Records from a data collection
________________________________________

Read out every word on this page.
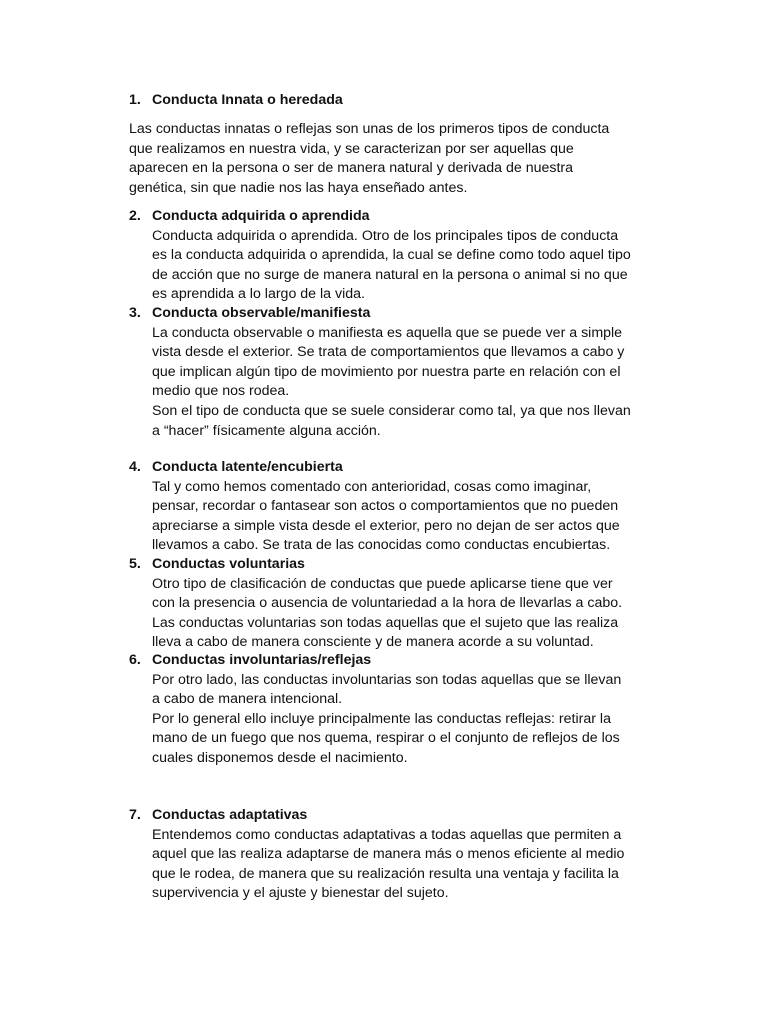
1. Conducta Innata o heredada
Las conductas innatas o reflejas son unas de los primeros tipos de conducta
que realizamos en nuestra vida, y se caracterizan por ser aquellas que
aparecen en la persona o ser de manera natural y derivada de nuestra
genética, sin que nadie nos las haya enseñado antes.
2. Conducta adquirida o aprendida
Conducta adquirida o aprendida. Otro de los principales tipos de conducta
es la conducta adquirida o aprendida, la cual se define como todo aquel tipo
de acción que no surge de manera natural en la persona o animal si no que
es aprendida a lo largo de la vida.
3. Conducta observable/manifiesta
La conducta observable o manifiesta es aquella que se puede ver a simple
vista desde el exterior. Se trata de comportamientos que llevamos a cabo y
que implican algún tipo de movimiento por nuestra parte en relación con el
medio que nos rodea.
Son el tipo de conducta que se suele considerar como tal, ya que nos llevan
a “hacer” físicamente alguna acción.
4. Conducta latente/encubierta
Tal y como hemos comentado con anterioridad, cosas como imaginar,
pensar, recordar o fantasear son actos o comportamientos que no pueden
apreciarse a simple vista desde el exterior, pero no dejan de ser actos que
llevamos a cabo. Se trata de las conocidas como conductas encubiertas.
5. Conductas voluntarias
Otro tipo de clasificación de conductas que puede aplicarse tiene que ver
con la presencia o ausencia de voluntariedad a la hora de llevarlas a cabo.
Las conductas voluntarias son todas aquellas que el sujeto que las realiza
lleva a cabo de manera consciente y de manera acorde a su voluntad.
6. Conductas involuntarias/reflejas
Por otro lado, las conductas involuntarias son todas aquellas que se llevan
a cabo de manera intencional.
Por lo general ello incluye principalmente las conductas reflejas: retirar la
mano de un fuego que nos quema, respirar o el conjunto de reflejos de los
cuales disponemos desde el nacimiento.
7. Conductas adaptativas
Entendemos como conductas adaptativas a todas aquellas que permiten a
aquel que las realiza adaptarse de manera más o menos eficiente al medio
que le rodea, de manera que su realización resulta una ventaja y facilita la
supervivencia y el ajuste y bienestar del sujeto.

________________________________________

Exercise →
Restate the whole of the material word for word without the pictures.

Full output →
Read out every word on this page.
1. Conducta Innata o heredada
Las conductas innatas o reflejas son unas de los primeros tipos de conducta
que realizamos en nuestra vida, y se caracterizan por ser aquellas que
aparecen en la persona o ser de manera natural y derivada de nuestra
genética, sin que nadie nos las haya enseñado antes.
2. Conducta adquirida o aprendida
Conducta adquirida o aprendida. Otro de los principales tipos de conducta
es la conducta adquirida o aprendida, la cual se define como todo aquel tipo
de acción que no surge de manera natural en la persona o animal si no que
es aprendida a lo largo de la vida.
3. Conducta observable/manifiesta
La conducta observable o manifiesta es aquella que se puede ver a simple
vista desde el exterior. Se trata de comportamientos que llevamos a cabo y
que implican algún tipo de movimiento por nuestra parte en relación con el
medio que nos rodea.
Son el tipo de conducta que se suele considerar como tal, ya que nos llevan
a “hacer” físicamente alguna acción.
4. Conducta latente/encubierta
Tal y como hemos comentado con anterioridad, cosas como imaginar,
pensar, recordar o fantasear son actos o comportamientos que no pueden
apreciarse a simple vista desde el exterior, pero no dejan de ser actos que
llevamos a cabo. Se trata de las conocidas como conductas encubiertas.
5. Conductas voluntarias
Otro tipo de clasificación de conductas que puede aplicarse tiene que ver
con la presencia o ausencia de voluntariedad a la hora de llevarlas a cabo.
Las conductas voluntarias son todas aquellas que el sujeto que las realiza
lleva a cabo de manera consciente y de manera acorde a su voluntad.
6. Conductas involuntarias/reflejas
Por otro lado, las conductas involuntarias son todas aquellas que se llevan
a cabo de manera intencional.
Por lo general ello incluye principalmente las conductas reflejas: retirar la
mano de un fuego que nos quema, respirar o el conjunto de reflejos de los
cuales disponemos desde el nacimiento.
7. Conductas adaptativas
Entendemos como conductas adaptativas a todas aquellas que permiten a
aquel que las realiza adaptarse de manera más o menos eficiente al medio
que le rodea, de manera que su realización resulta una ventaja y facilita la
supervivencia y el ajuste y bienestar del sujeto.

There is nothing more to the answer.